▶ **WORK TO BE COMPLETED**: Select and copy out every line in the records containing "Temps".

▶ **INFORMATION SHOWN**:
------------------------

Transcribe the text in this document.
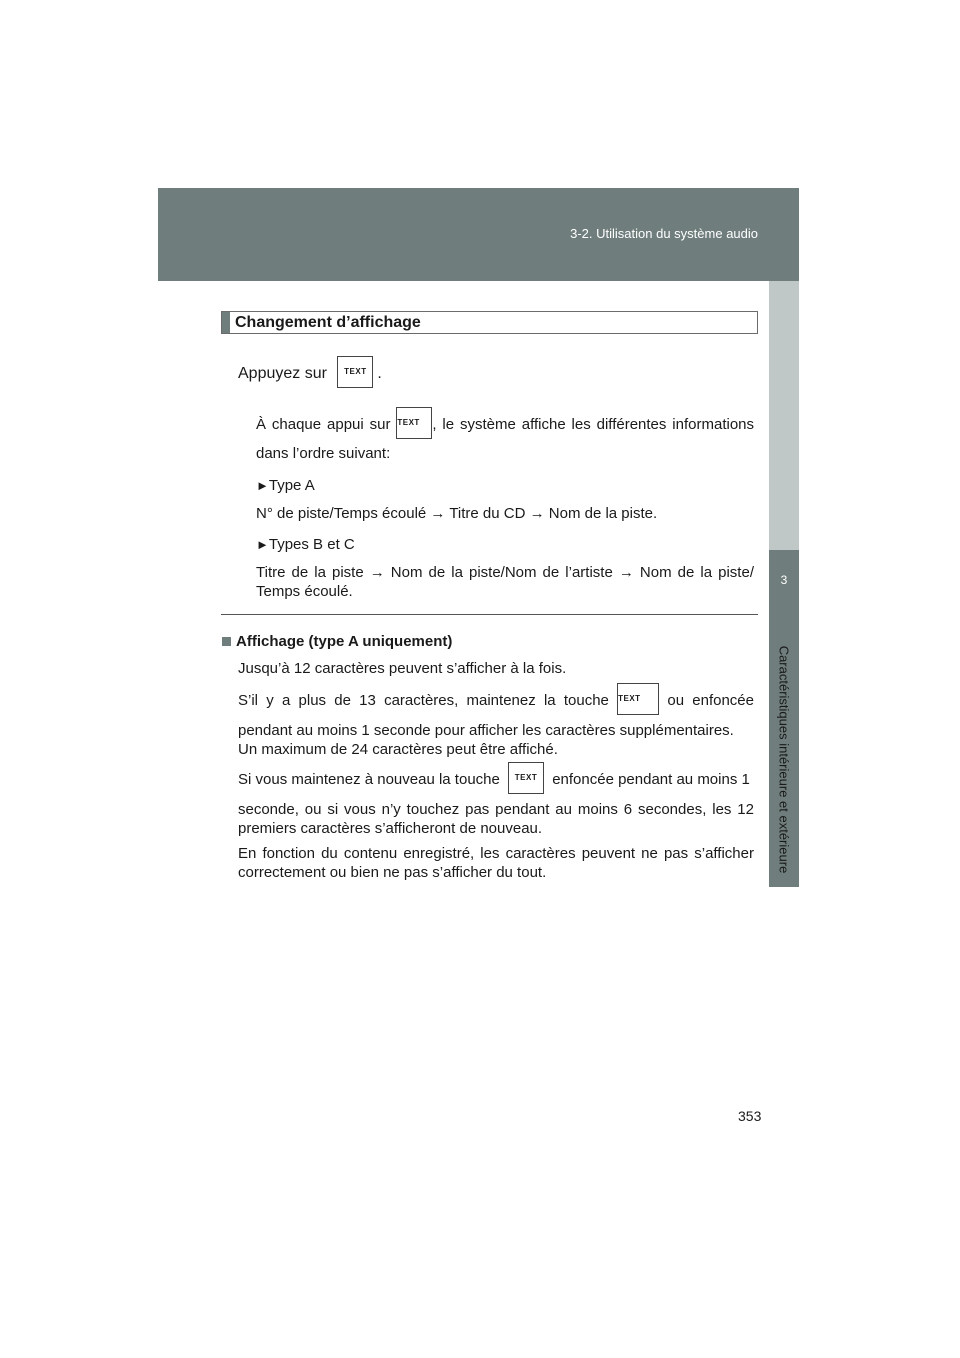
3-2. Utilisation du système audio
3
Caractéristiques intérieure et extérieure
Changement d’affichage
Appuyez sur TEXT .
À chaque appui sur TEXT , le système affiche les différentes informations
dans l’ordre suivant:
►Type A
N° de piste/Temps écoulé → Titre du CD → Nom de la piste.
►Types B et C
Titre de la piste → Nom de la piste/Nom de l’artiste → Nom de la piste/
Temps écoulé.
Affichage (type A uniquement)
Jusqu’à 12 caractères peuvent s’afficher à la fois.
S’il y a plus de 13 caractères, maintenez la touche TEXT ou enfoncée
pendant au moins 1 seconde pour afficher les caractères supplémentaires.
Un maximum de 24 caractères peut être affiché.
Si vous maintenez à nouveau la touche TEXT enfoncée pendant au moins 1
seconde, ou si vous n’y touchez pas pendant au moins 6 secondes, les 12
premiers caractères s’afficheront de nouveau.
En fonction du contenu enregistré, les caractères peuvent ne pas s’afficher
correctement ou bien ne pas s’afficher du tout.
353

------------------------

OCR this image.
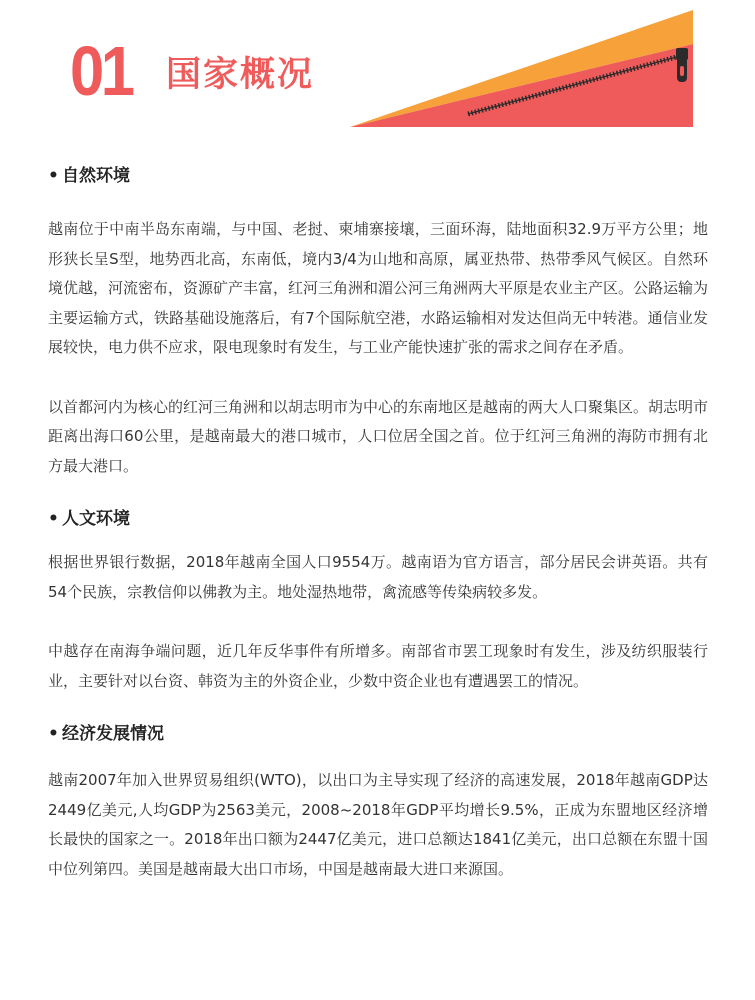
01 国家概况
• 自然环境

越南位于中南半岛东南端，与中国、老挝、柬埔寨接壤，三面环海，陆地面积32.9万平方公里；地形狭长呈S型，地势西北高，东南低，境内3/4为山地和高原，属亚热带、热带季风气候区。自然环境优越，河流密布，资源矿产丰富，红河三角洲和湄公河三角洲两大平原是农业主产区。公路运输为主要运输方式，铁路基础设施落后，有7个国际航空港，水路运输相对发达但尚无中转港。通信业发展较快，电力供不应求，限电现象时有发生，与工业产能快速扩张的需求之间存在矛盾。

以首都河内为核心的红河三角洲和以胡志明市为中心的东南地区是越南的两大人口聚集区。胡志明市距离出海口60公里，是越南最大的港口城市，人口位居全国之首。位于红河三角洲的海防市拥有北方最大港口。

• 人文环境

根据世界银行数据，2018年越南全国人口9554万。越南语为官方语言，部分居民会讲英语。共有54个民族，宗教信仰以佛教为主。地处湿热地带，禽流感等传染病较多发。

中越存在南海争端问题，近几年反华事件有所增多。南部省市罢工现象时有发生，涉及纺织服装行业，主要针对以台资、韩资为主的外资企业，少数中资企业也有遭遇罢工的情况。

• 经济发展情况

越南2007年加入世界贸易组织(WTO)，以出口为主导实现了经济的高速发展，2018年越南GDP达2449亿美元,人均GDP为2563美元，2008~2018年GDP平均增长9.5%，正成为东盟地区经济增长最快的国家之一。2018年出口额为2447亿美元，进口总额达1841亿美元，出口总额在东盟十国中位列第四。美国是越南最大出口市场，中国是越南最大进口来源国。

------------------------

▶ **ANSWER TO THE PROBLEM**:
N° de piste/Temps écoulé → Titre du CD → Nom de la piste.
Temps écoulé.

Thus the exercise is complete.